• [Exercise]
Each record must be reproduced exactly as it is shown.
## START
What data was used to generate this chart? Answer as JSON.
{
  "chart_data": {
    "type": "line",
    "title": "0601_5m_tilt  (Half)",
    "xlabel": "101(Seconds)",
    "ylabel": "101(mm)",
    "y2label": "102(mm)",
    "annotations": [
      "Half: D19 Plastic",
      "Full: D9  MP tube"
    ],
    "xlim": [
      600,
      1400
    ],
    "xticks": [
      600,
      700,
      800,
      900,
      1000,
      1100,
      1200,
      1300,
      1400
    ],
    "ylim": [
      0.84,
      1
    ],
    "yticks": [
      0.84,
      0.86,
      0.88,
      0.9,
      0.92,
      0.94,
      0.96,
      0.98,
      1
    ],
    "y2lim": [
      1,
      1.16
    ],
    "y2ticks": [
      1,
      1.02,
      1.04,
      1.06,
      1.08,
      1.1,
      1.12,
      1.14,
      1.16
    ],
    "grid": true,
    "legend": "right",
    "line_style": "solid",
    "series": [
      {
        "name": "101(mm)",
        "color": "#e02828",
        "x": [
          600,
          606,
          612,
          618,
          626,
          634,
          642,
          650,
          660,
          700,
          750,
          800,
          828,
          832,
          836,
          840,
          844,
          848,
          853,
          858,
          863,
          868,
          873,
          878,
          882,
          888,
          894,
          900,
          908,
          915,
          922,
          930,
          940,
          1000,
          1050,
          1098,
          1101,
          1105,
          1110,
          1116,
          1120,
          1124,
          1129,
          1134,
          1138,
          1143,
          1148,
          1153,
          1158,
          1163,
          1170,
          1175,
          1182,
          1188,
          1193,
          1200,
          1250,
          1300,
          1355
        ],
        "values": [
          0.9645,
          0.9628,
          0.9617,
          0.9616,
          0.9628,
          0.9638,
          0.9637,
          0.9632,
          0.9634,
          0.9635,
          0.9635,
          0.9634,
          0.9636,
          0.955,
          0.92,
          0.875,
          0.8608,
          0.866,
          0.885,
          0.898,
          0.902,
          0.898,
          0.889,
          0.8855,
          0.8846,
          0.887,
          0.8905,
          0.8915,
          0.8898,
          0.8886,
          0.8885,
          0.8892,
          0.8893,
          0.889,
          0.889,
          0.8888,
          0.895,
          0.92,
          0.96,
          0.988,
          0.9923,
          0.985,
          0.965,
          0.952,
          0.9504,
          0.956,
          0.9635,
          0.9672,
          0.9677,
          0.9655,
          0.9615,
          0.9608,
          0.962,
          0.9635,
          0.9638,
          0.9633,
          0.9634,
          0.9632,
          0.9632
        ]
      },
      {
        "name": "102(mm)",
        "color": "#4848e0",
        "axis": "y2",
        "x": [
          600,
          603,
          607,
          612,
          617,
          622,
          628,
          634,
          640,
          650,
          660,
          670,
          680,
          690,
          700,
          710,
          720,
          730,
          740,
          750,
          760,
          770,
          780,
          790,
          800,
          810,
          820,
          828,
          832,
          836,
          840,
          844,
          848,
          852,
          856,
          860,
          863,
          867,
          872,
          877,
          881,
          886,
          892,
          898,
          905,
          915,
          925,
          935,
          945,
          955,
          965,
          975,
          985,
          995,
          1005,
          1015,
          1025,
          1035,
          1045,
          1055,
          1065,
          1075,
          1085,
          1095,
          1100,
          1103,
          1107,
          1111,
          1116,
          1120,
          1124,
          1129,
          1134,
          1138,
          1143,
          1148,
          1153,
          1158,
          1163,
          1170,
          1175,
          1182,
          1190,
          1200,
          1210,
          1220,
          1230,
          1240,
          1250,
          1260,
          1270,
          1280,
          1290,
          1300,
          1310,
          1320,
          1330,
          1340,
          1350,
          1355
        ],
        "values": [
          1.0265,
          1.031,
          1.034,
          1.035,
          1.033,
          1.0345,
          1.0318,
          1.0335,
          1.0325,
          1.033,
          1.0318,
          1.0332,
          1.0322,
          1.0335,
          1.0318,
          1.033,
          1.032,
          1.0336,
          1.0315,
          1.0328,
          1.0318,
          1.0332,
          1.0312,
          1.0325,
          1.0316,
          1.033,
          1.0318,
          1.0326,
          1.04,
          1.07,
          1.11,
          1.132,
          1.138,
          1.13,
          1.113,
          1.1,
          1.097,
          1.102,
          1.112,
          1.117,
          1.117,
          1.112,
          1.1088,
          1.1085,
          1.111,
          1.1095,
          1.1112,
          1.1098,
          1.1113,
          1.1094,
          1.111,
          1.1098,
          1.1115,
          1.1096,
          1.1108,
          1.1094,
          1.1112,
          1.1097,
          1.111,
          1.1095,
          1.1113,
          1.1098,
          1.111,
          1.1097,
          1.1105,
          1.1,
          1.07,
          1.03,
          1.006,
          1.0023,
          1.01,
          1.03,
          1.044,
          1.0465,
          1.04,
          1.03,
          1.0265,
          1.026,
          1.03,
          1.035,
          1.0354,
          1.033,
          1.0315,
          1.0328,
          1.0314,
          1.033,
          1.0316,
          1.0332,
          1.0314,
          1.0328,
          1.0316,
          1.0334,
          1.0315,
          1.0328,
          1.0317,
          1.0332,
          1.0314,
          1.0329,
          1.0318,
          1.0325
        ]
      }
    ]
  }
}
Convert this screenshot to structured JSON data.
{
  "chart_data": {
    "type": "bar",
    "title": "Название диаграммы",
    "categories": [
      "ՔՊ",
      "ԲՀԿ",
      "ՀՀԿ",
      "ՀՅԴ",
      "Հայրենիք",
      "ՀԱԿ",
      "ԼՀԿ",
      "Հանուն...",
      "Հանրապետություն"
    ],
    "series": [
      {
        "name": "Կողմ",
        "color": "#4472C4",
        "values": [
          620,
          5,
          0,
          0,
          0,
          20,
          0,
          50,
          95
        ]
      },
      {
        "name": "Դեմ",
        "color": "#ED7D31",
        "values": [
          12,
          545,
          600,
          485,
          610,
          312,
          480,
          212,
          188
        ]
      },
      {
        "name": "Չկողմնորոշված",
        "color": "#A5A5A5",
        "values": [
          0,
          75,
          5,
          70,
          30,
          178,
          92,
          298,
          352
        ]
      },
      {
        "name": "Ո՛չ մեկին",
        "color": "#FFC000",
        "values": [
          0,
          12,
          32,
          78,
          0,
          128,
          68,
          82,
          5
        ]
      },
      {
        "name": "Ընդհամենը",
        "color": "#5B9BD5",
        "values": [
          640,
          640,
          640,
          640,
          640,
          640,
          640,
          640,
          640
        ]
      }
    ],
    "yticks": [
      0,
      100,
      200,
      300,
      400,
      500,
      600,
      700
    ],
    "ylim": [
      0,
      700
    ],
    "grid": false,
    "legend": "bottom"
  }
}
## END
• [Final result]
What data was used to generate this chart? Answer as JSON.
{
  "chart_data": {
    "type": "line",
    "title": "0601_5m_tilt  (Half)",
    "xlabel": "101(Seconds)",
    "ylabel": "101(mm)",
    "y2label": "102(mm)",
    "annotations": [
      "Half: D19 Plastic",
      "Full: D9  MP tube"
    ],
    "xlim": [
      600,
      1400
    ],
    "xticks": [
      600,
      700,
      800,
      900,
      1000,
      1100,
      1200,
      1300,
      1400
    ],
    "ylim": [
      0.84,
      1
    ],
    "yticks": [
      0.84,
      0.86,
      0.88,
      0.9,
      0.92,
      0.94,
      0.96,
      0.98,
      1
    ],
    "y2lim": [
      1,
      1.16
    ],
    "y2ticks": [
      1,
      1.02,
      1.04,
      1.06,
      1.08,
      1.1,
      1.12,
      1.14,
      1.16
    ],
    "grid": true,
    "legend": "right",
    "line_style": "solid",
    "series": [
      {
        "name": "101(mm)",
        "color": "#e02828",
        "x": [
          600,
          606,
          612,
          618,
          626,
          634,
          642,
          650,
          660,
          700,
          750,
          800,
          828,
          832,
          836,
          840,
          844,
          848,
          853,
          858,
          863,
          868,
          873,
          878,
          882,
          888,
          894,
          900,
          908,
          915,
          922,
          930,
          940,
          1000,
          1050,
          1098,
          1101,
          1105,
          1110,
          1116,
          1120,
          1124,
          1129,
          1134,
          1138,
          1143,
          1148,
          1153,
          1158,
          1163,
          1170,
          1175,
          1182,
          1188,
          1193,
          1200,
          1250,
          1300,
          1355
        ],
        "values": [
          0.9645,
          0.9628,
          0.9617,
          0.9616,
          0.9628,
          0.9638,
          0.9637,
          0.9632,
          0.9634,
          0.9635,
          0.9635,
          0.9634,
          0.9636,
          0.955,
          0.92,
          0.875,
          0.8608,
          0.866,
          0.885,
          0.898,
          0.902,
          0.898,
          0.889,
          0.8855,
          0.8846,
          0.887,
          0.8905,
          0.8915,
          0.8898,
          0.8886,
          0.8885,
          0.8892,
          0.8893,
          0.889,
          0.889,
          0.8888,
          0.895,
          0.92,
          0.96,
          0.988,
          0.9923,
          0.985,
          0.965,
          0.952,
          0.9504,
          0.956,
          0.9635,
          0.9672,
          0.9677,
          0.9655,
          0.9615,
          0.9608,
          0.962,
          0.9635,
          0.9638,
          0.9633,
          0.9634,
          0.9632,
          0.9632
        ]
      },
      {
        "name": "102(mm)",
        "color": "#4848e0",
        "axis": "y2",
        "x": [
          600,
          603,
          607,
          612,
          617,
          622,
          628,
          634,
          640,
          650,
          660,
          670,
          680,
          690,
          700,
          710,
          720,
          730,
          740,
          750,
          760,
          770,
          780,
          790,
          800,
          810,
          820,
          828,
          832,
          836,
          840,
          844,
          848,
          852,
          856,
          860,
          863,
          867,
          872,
          877,
          881,
          886,
          892,
          898,
          905,
          915,
          925,
          935,
          945,
          955,
          965,
          975,
          985,
          995,
          1005,
          1015,
          1025,
          1035,
          1045,
          1055,
          1065,
          1075,
          1085,
          1095,
          1100,
          1103,
          1107,
          1111,
          1116,
          1120,
          1124,
          1129,
          1134,
          1138,
          1143,
          1148,
          1153,
          1158,
          1163,
          1170,
          1175,
          1182,
          1190,
          1200,
          1210,
          1220,
          1230,
          1240,
          1250,
          1260,
          1270,
          1280,
          1290,
          1300,
          1310,
          1320,
          1330,
          1340,
          1350,
          1355
        ],
        "values": [
          1.0265,
          1.031,
          1.034,
          1.035,
          1.033,
          1.0345,
          1.0318,
          1.0335,
          1.0325,
          1.033,
          1.0318,
          1.0332,
          1.0322,
          1.0335,
          1.0318,
          1.033,
          1.032,
          1.0336,
          1.0315,
          1.0328,
          1.0318,
          1.0332,
          1.0312,
          1.0325,
          1.0316,
          1.033,
          1.0318,
          1.0326,
          1.04,
          1.07,
          1.11,
          1.132,
          1.138,
          1.13,
          1.113,
          1.1,
          1.097,
          1.102,
          1.112,
          1.117,
          1.117,
          1.112,
          1.1088,
          1.1085,
          1.111,
          1.1095,
          1.1112,
          1.1098,
          1.1113,
          1.1094,
          1.111,
          1.1098,
          1.1115,
          1.1096,
          1.1108,
          1.1094,
          1.1112,
          1.1097,
          1.111,
          1.1095,
          1.1113,
          1.1098,
          1.111,
          1.1097,
          1.1105,
          1.1,
          1.07,
          1.03,
          1.006,
          1.0023,
          1.01,
          1.03,
          1.044,
          1.0465,
          1.04,
          1.03,
          1.0265,
          1.026,
          1.03,
          1.035,
          1.0354,
          1.033,
          1.0315,
          1.0328,
          1.0314,
          1.033,
          1.0316,
          1.0332,
          1.0314,
          1.0328,
          1.0316,
          1.0334,
          1.0315,
          1.0328,
          1.0317,
          1.0332,
          1.0314,
          1.0329,
          1.0318,
          1.0325
        ]
      }
    ]
  }
}
Convert this screenshot to structured JSON data.
{
  "chart_data": {
    "type": "bar",
    "title": "Название диаграммы",
    "categories": [
      "ՔՊ",
      "ԲՀԿ",
      "ՀՀԿ",
      "ՀՅԴ",
      "Հայրենիք",
      "ՀԱԿ",
      "ԼՀԿ",
      "Հանուն...",
      "Հանրապետություն"
    ],
    "series": [
      {
        "name": "Կողմ",
        "color": "#4472C4",
        "values": [
          620,
          5,
          0,
          0,
          0,
          20,
          0,
          50,
          95
        ]
      },
      {
        "name": "Դեմ",
        "color": "#ED7D31",
        "values": [
          12,
          545,
          600,
          485,
          610,
          312,
          480,
          212,
          188
        ]
      },
      {
        "name": "Չկողմնորոշված",
        "color": "#A5A5A5",
        "values": [
          0,
          75,
          5,
          70,
          30,
          178,
          92,
          298,
          352
        ]
      },
      {
        "name": "Ո՛չ մեկին",
        "color": "#FFC000",
        "values": [
          0,
          12,
          32,
          78,
          0,
          128,
          68,
          82,
          5
        ]
      },
      {
        "name": "Ընդհամենը",
        "color": "#5B9BD5",
        "values": [
          640,
          640,
          640,
          640,
          640,
          640,
          640,
          640,
          640
        ]
      }
    ],
    "yticks": [
      0,
      100,
      200,
      300,
      400,
      500,
      600,
      700
    ],
    "ylim": [
      0,
      700
    ],
    "grid": false,
    "legend": "bottom"
  }
}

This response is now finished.